How to complete this task: The answer must consist of every line from the entries below that contains the word "Temperature".

[Records to use Boundary: Start]

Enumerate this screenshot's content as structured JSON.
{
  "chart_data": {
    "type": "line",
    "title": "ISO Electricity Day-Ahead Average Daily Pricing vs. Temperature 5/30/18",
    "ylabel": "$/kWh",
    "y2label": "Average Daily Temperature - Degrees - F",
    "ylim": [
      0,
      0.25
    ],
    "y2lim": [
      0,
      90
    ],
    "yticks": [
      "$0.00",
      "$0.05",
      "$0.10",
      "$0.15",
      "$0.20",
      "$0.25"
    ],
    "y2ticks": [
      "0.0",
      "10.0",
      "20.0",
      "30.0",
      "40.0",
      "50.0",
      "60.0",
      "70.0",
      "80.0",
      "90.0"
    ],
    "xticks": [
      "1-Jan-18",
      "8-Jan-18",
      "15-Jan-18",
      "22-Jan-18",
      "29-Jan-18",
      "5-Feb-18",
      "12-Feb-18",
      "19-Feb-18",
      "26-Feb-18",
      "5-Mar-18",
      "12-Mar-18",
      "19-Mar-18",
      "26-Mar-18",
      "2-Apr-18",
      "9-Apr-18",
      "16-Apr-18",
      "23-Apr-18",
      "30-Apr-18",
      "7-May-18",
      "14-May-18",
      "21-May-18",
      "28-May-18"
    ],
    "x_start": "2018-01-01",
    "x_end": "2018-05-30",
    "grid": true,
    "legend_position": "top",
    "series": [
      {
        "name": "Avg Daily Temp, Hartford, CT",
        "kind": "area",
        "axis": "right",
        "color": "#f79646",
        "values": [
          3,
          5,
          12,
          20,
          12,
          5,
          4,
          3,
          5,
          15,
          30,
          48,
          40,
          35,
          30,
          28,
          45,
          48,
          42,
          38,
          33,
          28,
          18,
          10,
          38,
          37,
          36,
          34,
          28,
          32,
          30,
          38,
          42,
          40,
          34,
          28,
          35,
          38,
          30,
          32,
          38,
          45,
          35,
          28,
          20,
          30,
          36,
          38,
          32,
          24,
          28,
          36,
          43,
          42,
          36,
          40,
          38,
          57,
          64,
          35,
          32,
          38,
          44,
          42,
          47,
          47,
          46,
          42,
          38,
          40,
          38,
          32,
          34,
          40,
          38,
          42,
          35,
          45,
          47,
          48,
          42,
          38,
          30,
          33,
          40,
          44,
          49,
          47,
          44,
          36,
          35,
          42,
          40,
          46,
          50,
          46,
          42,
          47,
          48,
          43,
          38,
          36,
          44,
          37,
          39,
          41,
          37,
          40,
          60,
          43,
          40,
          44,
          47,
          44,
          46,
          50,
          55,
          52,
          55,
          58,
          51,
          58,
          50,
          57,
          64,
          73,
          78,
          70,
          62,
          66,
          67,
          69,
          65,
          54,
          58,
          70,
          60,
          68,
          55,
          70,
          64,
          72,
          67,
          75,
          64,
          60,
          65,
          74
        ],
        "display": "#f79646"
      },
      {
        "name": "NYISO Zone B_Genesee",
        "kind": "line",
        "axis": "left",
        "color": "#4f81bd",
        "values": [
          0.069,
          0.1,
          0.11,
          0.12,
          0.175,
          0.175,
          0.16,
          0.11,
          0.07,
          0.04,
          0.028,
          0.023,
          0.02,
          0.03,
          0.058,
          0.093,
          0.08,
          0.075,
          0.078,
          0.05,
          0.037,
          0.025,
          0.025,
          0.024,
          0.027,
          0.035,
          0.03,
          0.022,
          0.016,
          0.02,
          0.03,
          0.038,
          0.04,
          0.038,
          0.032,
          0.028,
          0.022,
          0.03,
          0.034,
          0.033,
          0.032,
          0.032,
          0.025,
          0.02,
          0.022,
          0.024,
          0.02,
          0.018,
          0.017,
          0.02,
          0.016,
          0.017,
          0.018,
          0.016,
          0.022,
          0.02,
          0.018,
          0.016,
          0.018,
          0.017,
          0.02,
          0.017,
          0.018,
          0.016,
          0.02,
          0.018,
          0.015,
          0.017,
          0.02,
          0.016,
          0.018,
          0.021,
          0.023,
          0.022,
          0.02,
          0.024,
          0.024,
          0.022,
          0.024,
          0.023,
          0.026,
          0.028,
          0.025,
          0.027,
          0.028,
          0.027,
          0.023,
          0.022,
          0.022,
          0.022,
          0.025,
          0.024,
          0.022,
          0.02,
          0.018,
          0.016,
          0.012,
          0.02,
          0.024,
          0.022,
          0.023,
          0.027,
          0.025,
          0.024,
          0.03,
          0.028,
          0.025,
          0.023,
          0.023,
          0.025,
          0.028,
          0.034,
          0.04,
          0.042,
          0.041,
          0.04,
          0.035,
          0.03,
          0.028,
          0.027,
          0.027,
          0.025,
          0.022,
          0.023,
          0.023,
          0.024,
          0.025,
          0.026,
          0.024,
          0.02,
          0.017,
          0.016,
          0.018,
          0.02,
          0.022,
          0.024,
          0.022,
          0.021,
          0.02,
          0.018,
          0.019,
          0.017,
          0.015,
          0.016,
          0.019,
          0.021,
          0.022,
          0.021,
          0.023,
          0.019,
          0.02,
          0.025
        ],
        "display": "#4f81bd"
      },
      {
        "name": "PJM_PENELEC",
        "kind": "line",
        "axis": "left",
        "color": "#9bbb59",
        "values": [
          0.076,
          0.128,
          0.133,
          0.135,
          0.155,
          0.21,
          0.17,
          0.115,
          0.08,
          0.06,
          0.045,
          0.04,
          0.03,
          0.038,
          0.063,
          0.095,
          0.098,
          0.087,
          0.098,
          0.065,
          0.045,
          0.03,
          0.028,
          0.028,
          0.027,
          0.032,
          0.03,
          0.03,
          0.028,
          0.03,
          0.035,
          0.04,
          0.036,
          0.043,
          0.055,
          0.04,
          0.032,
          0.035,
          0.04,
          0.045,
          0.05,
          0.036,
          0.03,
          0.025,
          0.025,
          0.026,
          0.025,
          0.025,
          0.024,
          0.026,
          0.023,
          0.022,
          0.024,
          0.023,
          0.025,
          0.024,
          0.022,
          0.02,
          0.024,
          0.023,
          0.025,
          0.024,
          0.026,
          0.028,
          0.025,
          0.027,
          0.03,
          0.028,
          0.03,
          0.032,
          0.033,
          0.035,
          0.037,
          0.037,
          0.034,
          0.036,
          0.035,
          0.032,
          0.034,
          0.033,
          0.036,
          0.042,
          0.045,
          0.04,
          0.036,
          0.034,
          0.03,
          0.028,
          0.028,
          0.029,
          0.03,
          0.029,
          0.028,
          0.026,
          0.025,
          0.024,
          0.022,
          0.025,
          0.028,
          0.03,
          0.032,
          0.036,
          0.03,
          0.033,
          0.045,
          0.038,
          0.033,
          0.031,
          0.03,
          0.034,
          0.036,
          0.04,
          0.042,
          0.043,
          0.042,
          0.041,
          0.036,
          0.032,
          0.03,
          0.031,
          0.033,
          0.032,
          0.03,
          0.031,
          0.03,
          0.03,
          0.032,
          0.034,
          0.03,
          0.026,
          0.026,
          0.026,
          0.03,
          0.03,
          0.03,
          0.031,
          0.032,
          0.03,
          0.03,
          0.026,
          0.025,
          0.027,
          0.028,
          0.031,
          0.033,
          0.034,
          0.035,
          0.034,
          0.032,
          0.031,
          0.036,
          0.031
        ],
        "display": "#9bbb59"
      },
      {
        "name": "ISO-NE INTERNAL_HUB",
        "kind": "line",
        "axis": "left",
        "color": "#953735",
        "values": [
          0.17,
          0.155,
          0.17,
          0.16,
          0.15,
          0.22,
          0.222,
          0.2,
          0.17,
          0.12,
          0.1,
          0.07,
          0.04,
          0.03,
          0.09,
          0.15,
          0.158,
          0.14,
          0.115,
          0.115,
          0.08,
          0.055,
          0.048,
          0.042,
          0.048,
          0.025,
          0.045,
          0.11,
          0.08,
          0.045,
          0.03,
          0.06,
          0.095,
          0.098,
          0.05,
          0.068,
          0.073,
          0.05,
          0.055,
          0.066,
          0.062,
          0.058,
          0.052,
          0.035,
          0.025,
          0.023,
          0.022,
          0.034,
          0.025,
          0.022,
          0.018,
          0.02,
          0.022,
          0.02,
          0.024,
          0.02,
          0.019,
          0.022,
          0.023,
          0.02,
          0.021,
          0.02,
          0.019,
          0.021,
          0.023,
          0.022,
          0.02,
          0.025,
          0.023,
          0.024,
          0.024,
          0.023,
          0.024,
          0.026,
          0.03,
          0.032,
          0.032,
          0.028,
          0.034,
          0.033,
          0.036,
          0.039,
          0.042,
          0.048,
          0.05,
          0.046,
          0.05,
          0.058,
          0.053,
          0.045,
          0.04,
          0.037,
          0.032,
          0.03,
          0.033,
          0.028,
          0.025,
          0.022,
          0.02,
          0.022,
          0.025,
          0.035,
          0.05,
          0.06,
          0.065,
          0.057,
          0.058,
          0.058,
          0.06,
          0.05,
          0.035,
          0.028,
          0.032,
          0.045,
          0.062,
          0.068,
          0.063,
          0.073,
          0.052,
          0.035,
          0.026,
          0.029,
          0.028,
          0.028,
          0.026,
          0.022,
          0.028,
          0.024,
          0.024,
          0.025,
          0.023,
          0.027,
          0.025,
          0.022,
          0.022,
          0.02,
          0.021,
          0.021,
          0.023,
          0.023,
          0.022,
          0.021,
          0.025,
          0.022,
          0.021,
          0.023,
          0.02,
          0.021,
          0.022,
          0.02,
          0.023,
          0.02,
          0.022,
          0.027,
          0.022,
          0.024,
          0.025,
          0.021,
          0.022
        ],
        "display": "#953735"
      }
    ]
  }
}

[Records to use Boundary: End]

Finished task:
    "title": "ISO Electricity Day-Ahead Average Daily Pricing vs. Temperature 5/30/18",
    "y2label": "Average Daily Temperature - Degrees - F",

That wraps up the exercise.